◆ Task requirements
Will you output the entries below exactly, skipping every image they contain?

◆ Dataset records
_ _ _ _ _ _ _

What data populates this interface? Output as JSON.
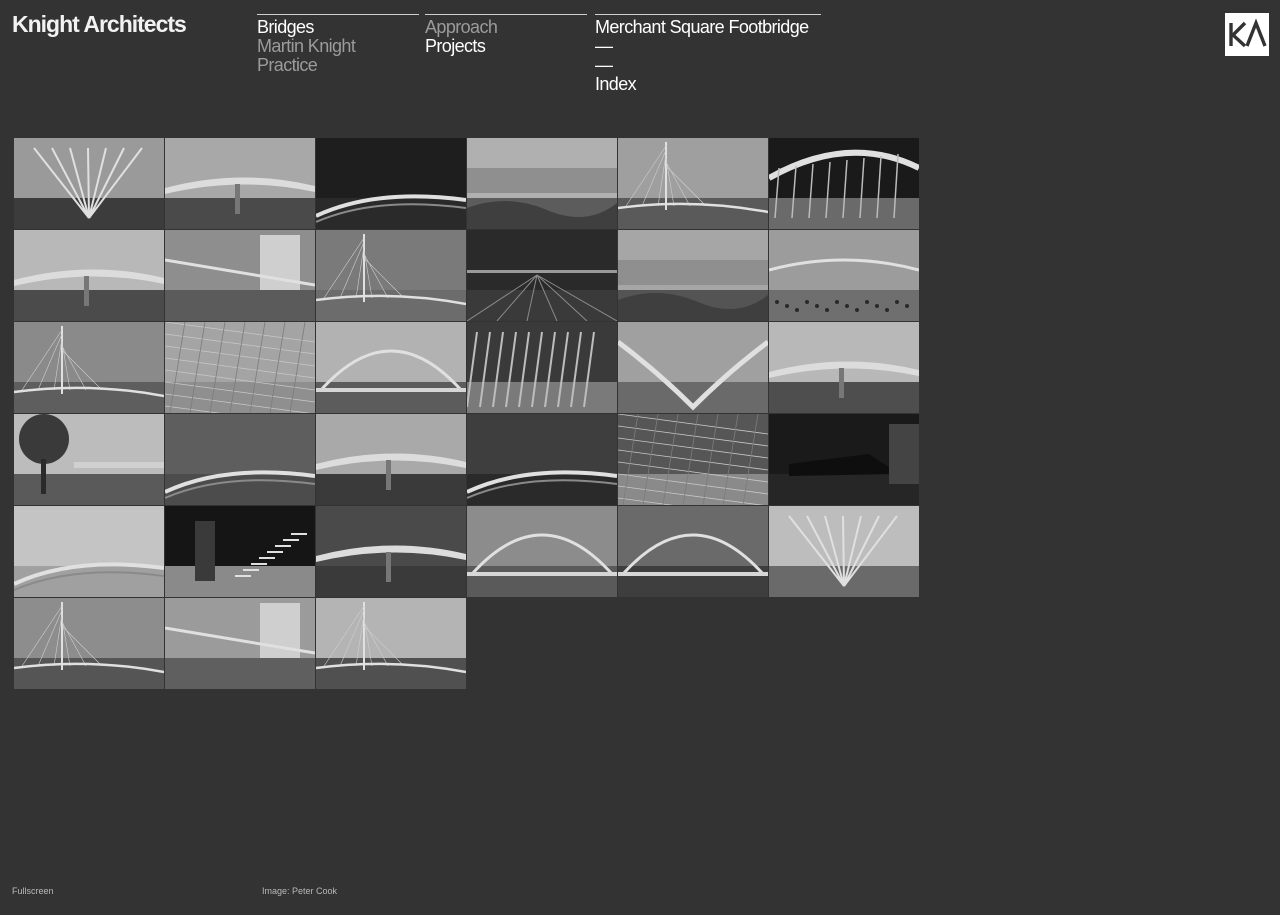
{
  "brand": {
    "title": "Knight Architects"
  },
  "logo": {
    "text": "KA"
  },
  "nav": {
    "col1": [
      {
        "label": "Bridges",
        "state": "active"
      },
      {
        "label": "Martin Knight",
        "state": "dim"
      },
      {
        "label": "Practice",
        "state": "dim"
      }
    ],
    "col2": [
      {
        "label": "Approach",
        "state": "dim"
      },
      {
        "label": "Projects",
        "state": "active"
      }
    ],
    "col3": [
      {
        "label": "Merchant Square Footbridge",
        "state": "active"
      },
      {
        "label": "—",
        "state": "dash"
      },
      {
        "label": "—",
        "state": "dash"
      },
      {
        "label": "Index",
        "state": "active"
      }
    ]
  },
  "thumbnails": [
    {
      "sky": "#9a9a9a",
      "ground": "#3c3c3c",
      "kind": "fan"
    },
    {
      "sky": "#a8a8a8",
      "ground": "#4a4a4a",
      "kind": "deck"
    },
    {
      "sky": "#1e1e1e",
      "ground": "#2a2a2a",
      "kind": "curve"
    },
    {
      "sky": "#b0b0b0",
      "ground": "#5c5c5c",
      "kind": "aerial"
    },
    {
      "sky": "#9f9f9f",
      "ground": "#5a5a5a",
      "kind": "pylon"
    },
    {
      "sky": "#1a1a1a",
      "ground": "#6a6a6a",
      "kind": "arch-side"
    },
    {
      "sky": "#b8b8b8",
      "ground": "#4b4b4b",
      "kind": "deck"
    },
    {
      "sky": "#8e8e8e",
      "ground": "#5b5b5b",
      "kind": "street"
    },
    {
      "sky": "#7a7a7a",
      "ground": "#6c6c6c",
      "kind": "pylon"
    },
    {
      "sky": "#2a2a2a",
      "ground": "#3a3a3a",
      "kind": "rails"
    },
    {
      "sky": "#a6a6a6",
      "ground": "#545454",
      "kind": "aerial"
    },
    {
      "sky": "#9c9c9c",
      "ground": "#6f6f6f",
      "kind": "crowd"
    },
    {
      "sky": "#8a8a8a",
      "ground": "#5e5e5e",
      "kind": "pylon"
    },
    {
      "sky": "#a4a4a4",
      "ground": "#8f8f8f",
      "kind": "map"
    },
    {
      "sky": "#b2b2b2",
      "ground": "#5c5c5c",
      "kind": "arch"
    },
    {
      "sky": "#3a3a3a",
      "ground": "#7a7a7a",
      "kind": "ribs"
    },
    {
      "sky": "#a0a0a0",
      "ground": "#6a6a6a",
      "kind": "tunnel"
    },
    {
      "sky": "#b8b8b8",
      "ground": "#4e4e4e",
      "kind": "deck"
    },
    {
      "sky": "#bcbcbc",
      "ground": "#5a5a5a",
      "kind": "tree"
    },
    {
      "sky": "#5e5e5e",
      "ground": "#4c4c4c",
      "kind": "curve"
    },
    {
      "sky": "#a9a9a9",
      "ground": "#3a3a3a",
      "kind": "deck"
    },
    {
      "sky": "#3e3e3e",
      "ground": "#2a2a2a",
      "kind": "curve"
    },
    {
      "sky": "#565656",
      "ground": "#8a8a8a",
      "kind": "map"
    },
    {
      "sky": "#1a1a1a",
      "ground": "#262626",
      "kind": "night"
    },
    {
      "sky": "#c4c4c4",
      "ground": "#a0a0a0",
      "kind": "curve"
    },
    {
      "sky": "#151515",
      "ground": "#8a8a8a",
      "kind": "stairs"
    },
    {
      "sky": "#4a4a4a",
      "ground": "#3a3a3a",
      "kind": "deck"
    },
    {
      "sky": "#8c8c8c",
      "ground": "#5a5a5a",
      "kind": "arch"
    },
    {
      "sky": "#6a6a6a",
      "ground": "#3e3e3e",
      "kind": "arch"
    },
    {
      "sky": "#bdbdbd",
      "ground": "#6a6a6a",
      "kind": "fan"
    },
    {
      "sky": "#8d8d8d",
      "ground": "#555555",
      "kind": "pylon"
    },
    {
      "sky": "#9b9b9b",
      "ground": "#5f5f5f",
      "kind": "street"
    },
    {
      "sky": "#b4b4b4",
      "ground": "#505050",
      "kind": "pylon"
    }
  ],
  "footer": {
    "fullscreen": "Fullscreen",
    "credit": "Image: Peter Cook"
  }
}
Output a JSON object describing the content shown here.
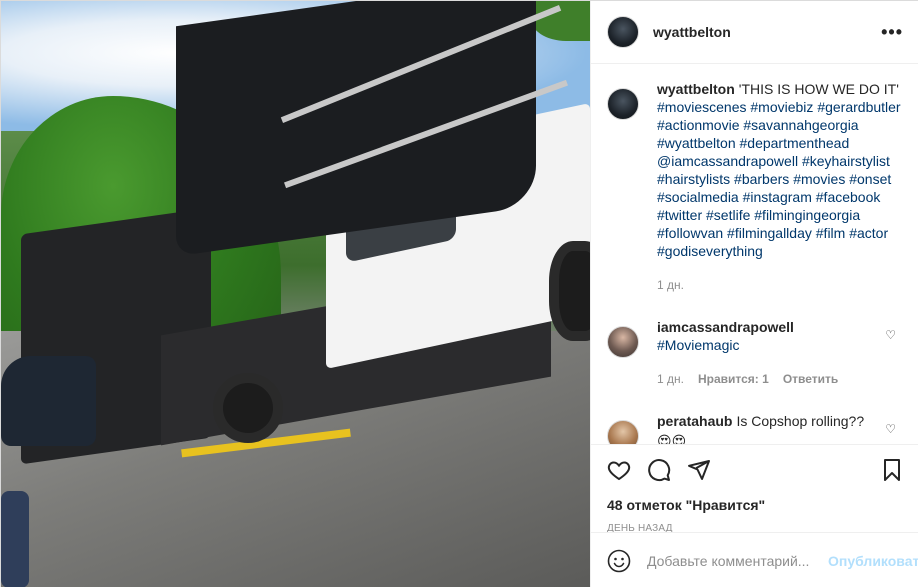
{
  "colors": {
    "link": "#00376b",
    "muted": "#8e8e8e",
    "text": "#262626",
    "post_disabled": "#b2dffc"
  },
  "post": {
    "photo_icon": "movie-truck-photo",
    "author": "wyattbelton",
    "more_icon": "more-options-icon"
  },
  "caption": {
    "author": "wyattbelton",
    "text": "'THIS IS HOW WE DO IT'",
    "tags": [
      "#moviescenes",
      "#moviebiz",
      "#gerardbutler",
      "#actionmovie",
      "#savannahgeorgia",
      "#wyattbelton",
      "#departmenthead",
      "@iamcassandrapowell",
      "#keyhairstylist",
      "#hairstylists",
      "#barbers",
      "#movies",
      "#onset",
      "#socialmedia",
      "#instagram",
      "#facebook",
      "#twitter",
      "#setlife",
      "#filmingingeorgia",
      "#followvan",
      "#filmingallday",
      "#film",
      "#actor",
      "#godiseverything"
    ],
    "time": "1 дн."
  },
  "comments": [
    {
      "author": "iamcassandrapowell",
      "text": "",
      "tag": "#Moviemagic",
      "time": "1 дн.",
      "likes": "Нравится: 1",
      "reply": "Ответить"
    },
    {
      "author": "peratahaub",
      "text": "Is Copshop rolling??",
      "emoji": "😍😍"
    }
  ],
  "actions": {
    "likes_label": "48 отметок \"Нравится\"",
    "date_label": "день назад"
  },
  "add_comment": {
    "placeholder": "Добавьте комментарий...",
    "post_label": "Опубликовать"
  }
}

_ _ _ _ _ _ _

◆ Result for this exercise
What data populates this interface? Output as JSON.
{
  "brand": {
    "title": "Knight Architects"
  },
  "logo": {
    "text": "KA"
  },
  "nav": {
    "col1": [
      {
        "label": "Bridges",
        "state": "active"
      },
      {
        "label": "Martin Knight",
        "state": "dim"
      },
      {
        "label": "Practice",
        "state": "dim"
      }
    ],
    "col2": [
      {
        "label": "Approach",
        "state": "dim"
      },
      {
        "label": "Projects",
        "state": "active"
      }
    ],
    "col3": [
      {
        "label": "Merchant Square Footbridge",
        "state": "active"
      },
      {
        "label": "—",
        "state": "dash"
      },
      {
        "label": "—",
        "state": "dash"
      },
      {
        "label": "Index",
        "state": "active"
      }
    ]
  },
  "thumbnails": [
    {
      "sky": "#9a9a9a",
      "ground": "#3c3c3c",
      "kind": "fan"
    },
    {
      "sky": "#a8a8a8",
      "ground": "#4a4a4a",
      "kind": "deck"
    },
    {
      "sky": "#1e1e1e",
      "ground": "#2a2a2a",
      "kind": "curve"
    },
    {
      "sky": "#b0b0b0",
      "ground": "#5c5c5c",
      "kind": "aerial"
    },
    {
      "sky": "#9f9f9f",
      "ground": "#5a5a5a",
      "kind": "pylon"
    },
    {
      "sky": "#1a1a1a",
      "ground": "#6a6a6a",
      "kind": "arch-side"
    },
    {
      "sky": "#b8b8b8",
      "ground": "#4b4b4b",
      "kind": "deck"
    },
    {
      "sky": "#8e8e8e",
      "ground": "#5b5b5b",
      "kind": "street"
    },
    {
      "sky": "#7a7a7a",
      "ground": "#6c6c6c",
      "kind": "pylon"
    },
    {
      "sky": "#2a2a2a",
      "ground": "#3a3a3a",
      "kind": "rails"
    },
    {
      "sky": "#a6a6a6",
      "ground": "#545454",
      "kind": "aerial"
    },
    {
      "sky": "#9c9c9c",
      "ground": "#6f6f6f",
      "kind": "crowd"
    },
    {
      "sky": "#8a8a8a",
      "ground": "#5e5e5e",
      "kind": "pylon"
    },
    {
      "sky": "#a4a4a4",
      "ground": "#8f8f8f",
      "kind": "map"
    },
    {
      "sky": "#b2b2b2",
      "ground": "#5c5c5c",
      "kind": "arch"
    },
    {
      "sky": "#3a3a3a",
      "ground": "#7a7a7a",
      "kind": "ribs"
    },
    {
      "sky": "#a0a0a0",
      "ground": "#6a6a6a",
      "kind": "tunnel"
    },
    {
      "sky": "#b8b8b8",
      "ground": "#4e4e4e",
      "kind": "deck"
    },
    {
      "sky": "#bcbcbc",
      "ground": "#5a5a5a",
      "kind": "tree"
    },
    {
      "sky": "#5e5e5e",
      "ground": "#4c4c4c",
      "kind": "curve"
    },
    {
      "sky": "#a9a9a9",
      "ground": "#3a3a3a",
      "kind": "deck"
    },
    {
      "sky": "#3e3e3e",
      "ground": "#2a2a2a",
      "kind": "curve"
    },
    {
      "sky": "#565656",
      "ground": "#8a8a8a",
      "kind": "map"
    },
    {
      "sky": "#1a1a1a",
      "ground": "#262626",
      "kind": "night"
    },
    {
      "sky": "#c4c4c4",
      "ground": "#a0a0a0",
      "kind": "curve"
    },
    {
      "sky": "#151515",
      "ground": "#8a8a8a",
      "kind": "stairs"
    },
    {
      "sky": "#4a4a4a",
      "ground": "#3a3a3a",
      "kind": "deck"
    },
    {
      "sky": "#8c8c8c",
      "ground": "#5a5a5a",
      "kind": "arch"
    },
    {
      "sky": "#6a6a6a",
      "ground": "#3e3e3e",
      "kind": "arch"
    },
    {
      "sky": "#bdbdbd",
      "ground": "#6a6a6a",
      "kind": "fan"
    },
    {
      "sky": "#8d8d8d",
      "ground": "#555555",
      "kind": "pylon"
    },
    {
      "sky": "#9b9b9b",
      "ground": "#5f5f5f",
      "kind": "street"
    },
    {
      "sky": "#b4b4b4",
      "ground": "#505050",
      "kind": "pylon"
    }
  ],
  "footer": {
    "fullscreen": "Fullscreen",
    "credit": "Image: Peter Cook"
  }
}
Output a JSON object describing the content shown here.
{
  "colors": {
    "link": "#00376b",
    "muted": "#8e8e8e",
    "text": "#262626",
    "post_disabled": "#b2dffc"
  },
  "post": {
    "photo_icon": "movie-truck-photo",
    "author": "wyattbelton",
    "more_icon": "more-options-icon"
  },
  "caption": {
    "author": "wyattbelton",
    "text": "'THIS IS HOW WE DO IT'",
    "tags": [
      "#moviescenes",
      "#moviebiz",
      "#gerardbutler",
      "#actionmovie",
      "#savannahgeorgia",
      "#wyattbelton",
      "#departmenthead",
      "@iamcassandrapowell",
      "#keyhairstylist",
      "#hairstylists",
      "#barbers",
      "#movies",
      "#onset",
      "#socialmedia",
      "#instagram",
      "#facebook",
      "#twitter",
      "#setlife",
      "#filmingingeorgia",
      "#followvan",
      "#filmingallday",
      "#film",
      "#actor",
      "#godiseverything"
    ],
    "time": "1 дн."
  },
  "comments": [
    {
      "author": "iamcassandrapowell",
      "text": "",
      "tag": "#Moviemagic",
      "time": "1 дн.",
      "likes": "Нравится: 1",
      "reply": "Ответить"
    },
    {
      "author": "peratahaub",
      "text": "Is Copshop rolling??",
      "emoji": "😍😍"
    }
  ],
  "actions": {
    "likes_label": "48 отметок \"Нравится\"",
    "date_label": "день назад"
  },
  "add_comment": {
    "placeholder": "Добавьте комментарий...",
    "post_label": "Опубликовать"
  }
}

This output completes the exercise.